• _Your objective_:
Pull every "this" line out of the data below.

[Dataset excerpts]
((

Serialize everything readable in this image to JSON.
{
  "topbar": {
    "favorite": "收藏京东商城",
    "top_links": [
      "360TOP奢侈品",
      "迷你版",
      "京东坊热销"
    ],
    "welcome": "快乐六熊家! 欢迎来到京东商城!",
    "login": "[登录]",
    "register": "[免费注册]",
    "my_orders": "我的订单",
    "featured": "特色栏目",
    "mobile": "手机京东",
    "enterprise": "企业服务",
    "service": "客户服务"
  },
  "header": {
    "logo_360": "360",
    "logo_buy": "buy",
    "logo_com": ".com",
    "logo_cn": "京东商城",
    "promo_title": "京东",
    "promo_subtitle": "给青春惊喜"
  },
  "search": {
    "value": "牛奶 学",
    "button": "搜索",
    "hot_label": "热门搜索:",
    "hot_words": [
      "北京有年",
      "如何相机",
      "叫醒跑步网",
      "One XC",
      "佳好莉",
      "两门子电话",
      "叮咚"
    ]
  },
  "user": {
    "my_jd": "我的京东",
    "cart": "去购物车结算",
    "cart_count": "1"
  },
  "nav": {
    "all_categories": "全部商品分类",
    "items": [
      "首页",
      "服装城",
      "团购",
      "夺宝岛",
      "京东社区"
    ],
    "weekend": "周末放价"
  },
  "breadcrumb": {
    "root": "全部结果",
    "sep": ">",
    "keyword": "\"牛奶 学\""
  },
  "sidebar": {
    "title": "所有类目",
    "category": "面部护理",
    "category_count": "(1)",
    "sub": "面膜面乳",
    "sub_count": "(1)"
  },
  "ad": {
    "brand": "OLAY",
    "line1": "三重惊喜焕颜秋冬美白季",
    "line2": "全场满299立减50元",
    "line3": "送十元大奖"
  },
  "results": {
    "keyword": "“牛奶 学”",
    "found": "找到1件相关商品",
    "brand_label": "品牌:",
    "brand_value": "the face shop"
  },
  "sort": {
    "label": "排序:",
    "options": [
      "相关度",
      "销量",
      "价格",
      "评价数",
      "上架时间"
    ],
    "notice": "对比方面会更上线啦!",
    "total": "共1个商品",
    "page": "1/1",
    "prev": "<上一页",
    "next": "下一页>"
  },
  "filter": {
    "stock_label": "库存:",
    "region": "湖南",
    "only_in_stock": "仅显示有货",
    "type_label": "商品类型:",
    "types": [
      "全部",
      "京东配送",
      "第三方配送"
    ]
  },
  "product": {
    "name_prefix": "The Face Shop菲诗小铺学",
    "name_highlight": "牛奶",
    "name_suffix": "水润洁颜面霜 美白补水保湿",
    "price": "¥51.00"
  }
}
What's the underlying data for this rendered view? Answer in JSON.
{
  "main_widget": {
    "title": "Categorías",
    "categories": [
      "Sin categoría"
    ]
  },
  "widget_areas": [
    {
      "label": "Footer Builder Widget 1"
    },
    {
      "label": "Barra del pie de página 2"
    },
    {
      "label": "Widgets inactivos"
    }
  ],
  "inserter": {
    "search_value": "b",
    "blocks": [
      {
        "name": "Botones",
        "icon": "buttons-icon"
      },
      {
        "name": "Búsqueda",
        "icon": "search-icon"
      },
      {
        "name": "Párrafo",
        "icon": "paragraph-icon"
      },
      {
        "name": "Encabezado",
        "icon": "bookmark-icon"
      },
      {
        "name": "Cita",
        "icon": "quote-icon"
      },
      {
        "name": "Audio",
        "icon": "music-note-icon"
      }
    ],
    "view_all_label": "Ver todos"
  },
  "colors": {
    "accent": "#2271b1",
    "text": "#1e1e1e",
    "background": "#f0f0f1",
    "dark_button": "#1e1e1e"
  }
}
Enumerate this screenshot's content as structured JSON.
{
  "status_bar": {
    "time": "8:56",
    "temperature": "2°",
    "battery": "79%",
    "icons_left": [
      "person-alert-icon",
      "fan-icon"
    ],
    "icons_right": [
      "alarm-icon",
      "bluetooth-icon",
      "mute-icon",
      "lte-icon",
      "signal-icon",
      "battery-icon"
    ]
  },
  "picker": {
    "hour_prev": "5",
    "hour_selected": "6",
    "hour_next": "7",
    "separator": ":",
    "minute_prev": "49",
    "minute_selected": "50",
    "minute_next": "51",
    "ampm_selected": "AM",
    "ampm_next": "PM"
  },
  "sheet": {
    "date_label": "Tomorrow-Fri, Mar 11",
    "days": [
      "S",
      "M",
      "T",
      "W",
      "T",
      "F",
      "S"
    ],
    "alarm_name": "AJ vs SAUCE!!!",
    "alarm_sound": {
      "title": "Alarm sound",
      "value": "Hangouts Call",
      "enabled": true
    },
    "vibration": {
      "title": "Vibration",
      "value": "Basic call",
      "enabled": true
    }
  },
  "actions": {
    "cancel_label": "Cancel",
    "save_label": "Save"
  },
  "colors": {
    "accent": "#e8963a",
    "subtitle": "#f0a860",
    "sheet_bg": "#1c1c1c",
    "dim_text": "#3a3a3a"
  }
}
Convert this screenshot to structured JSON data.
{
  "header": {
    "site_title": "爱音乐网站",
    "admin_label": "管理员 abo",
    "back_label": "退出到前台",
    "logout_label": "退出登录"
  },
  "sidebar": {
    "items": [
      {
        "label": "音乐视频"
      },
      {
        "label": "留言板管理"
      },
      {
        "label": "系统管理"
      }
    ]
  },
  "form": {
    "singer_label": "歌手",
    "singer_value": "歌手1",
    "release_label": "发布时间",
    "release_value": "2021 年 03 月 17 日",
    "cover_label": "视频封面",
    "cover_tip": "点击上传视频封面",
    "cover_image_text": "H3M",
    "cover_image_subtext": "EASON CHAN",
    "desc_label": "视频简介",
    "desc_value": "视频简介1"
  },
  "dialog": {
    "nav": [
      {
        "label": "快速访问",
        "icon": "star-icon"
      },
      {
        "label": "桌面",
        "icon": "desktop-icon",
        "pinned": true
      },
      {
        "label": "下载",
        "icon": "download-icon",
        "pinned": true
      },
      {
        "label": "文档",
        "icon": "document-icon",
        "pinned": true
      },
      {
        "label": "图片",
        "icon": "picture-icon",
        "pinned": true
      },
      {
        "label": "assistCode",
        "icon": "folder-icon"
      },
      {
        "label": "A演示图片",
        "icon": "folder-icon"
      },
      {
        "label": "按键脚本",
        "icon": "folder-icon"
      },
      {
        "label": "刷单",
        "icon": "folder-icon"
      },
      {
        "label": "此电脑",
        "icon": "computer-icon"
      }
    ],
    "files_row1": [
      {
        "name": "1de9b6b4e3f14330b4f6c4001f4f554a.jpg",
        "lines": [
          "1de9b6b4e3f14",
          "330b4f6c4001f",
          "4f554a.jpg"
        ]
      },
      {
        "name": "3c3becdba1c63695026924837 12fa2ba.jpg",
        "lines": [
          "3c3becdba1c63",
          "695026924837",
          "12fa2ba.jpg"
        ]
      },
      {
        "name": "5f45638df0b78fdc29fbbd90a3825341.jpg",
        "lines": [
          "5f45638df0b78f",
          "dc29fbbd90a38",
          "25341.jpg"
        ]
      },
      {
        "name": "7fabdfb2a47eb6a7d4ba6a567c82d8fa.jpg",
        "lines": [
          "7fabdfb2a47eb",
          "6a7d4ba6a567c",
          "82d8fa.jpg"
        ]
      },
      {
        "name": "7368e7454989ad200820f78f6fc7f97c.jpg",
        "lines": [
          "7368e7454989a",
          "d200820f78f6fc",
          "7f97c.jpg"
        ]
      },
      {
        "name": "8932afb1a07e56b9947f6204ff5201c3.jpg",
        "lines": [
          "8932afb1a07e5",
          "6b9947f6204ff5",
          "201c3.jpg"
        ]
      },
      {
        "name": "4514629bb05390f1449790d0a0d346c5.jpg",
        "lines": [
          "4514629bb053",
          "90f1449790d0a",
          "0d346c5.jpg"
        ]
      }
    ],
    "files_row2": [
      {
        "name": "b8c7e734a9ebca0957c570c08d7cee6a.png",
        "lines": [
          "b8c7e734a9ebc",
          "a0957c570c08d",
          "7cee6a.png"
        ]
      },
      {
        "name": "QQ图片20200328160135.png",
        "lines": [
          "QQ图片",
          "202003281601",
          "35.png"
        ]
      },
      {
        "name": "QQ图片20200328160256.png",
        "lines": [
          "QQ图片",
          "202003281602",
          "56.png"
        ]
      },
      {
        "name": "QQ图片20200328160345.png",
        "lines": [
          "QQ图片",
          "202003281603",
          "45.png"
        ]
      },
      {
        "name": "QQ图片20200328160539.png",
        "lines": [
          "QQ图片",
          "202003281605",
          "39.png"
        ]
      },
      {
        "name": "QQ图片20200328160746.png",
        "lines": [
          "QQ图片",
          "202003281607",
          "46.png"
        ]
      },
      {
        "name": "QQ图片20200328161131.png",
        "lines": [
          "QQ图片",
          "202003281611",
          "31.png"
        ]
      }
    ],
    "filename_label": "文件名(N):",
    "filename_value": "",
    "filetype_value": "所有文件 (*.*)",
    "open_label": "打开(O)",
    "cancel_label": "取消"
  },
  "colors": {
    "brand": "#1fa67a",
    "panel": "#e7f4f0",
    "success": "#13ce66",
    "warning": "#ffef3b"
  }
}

))

• _Final result_:
Serialize everything readable in this image to JSON.
What's the underlying data for this rendered view? Answer in JSON.
Enumerate this screenshot's content as structured JSON.
Convert this screenshot to structured JSON data.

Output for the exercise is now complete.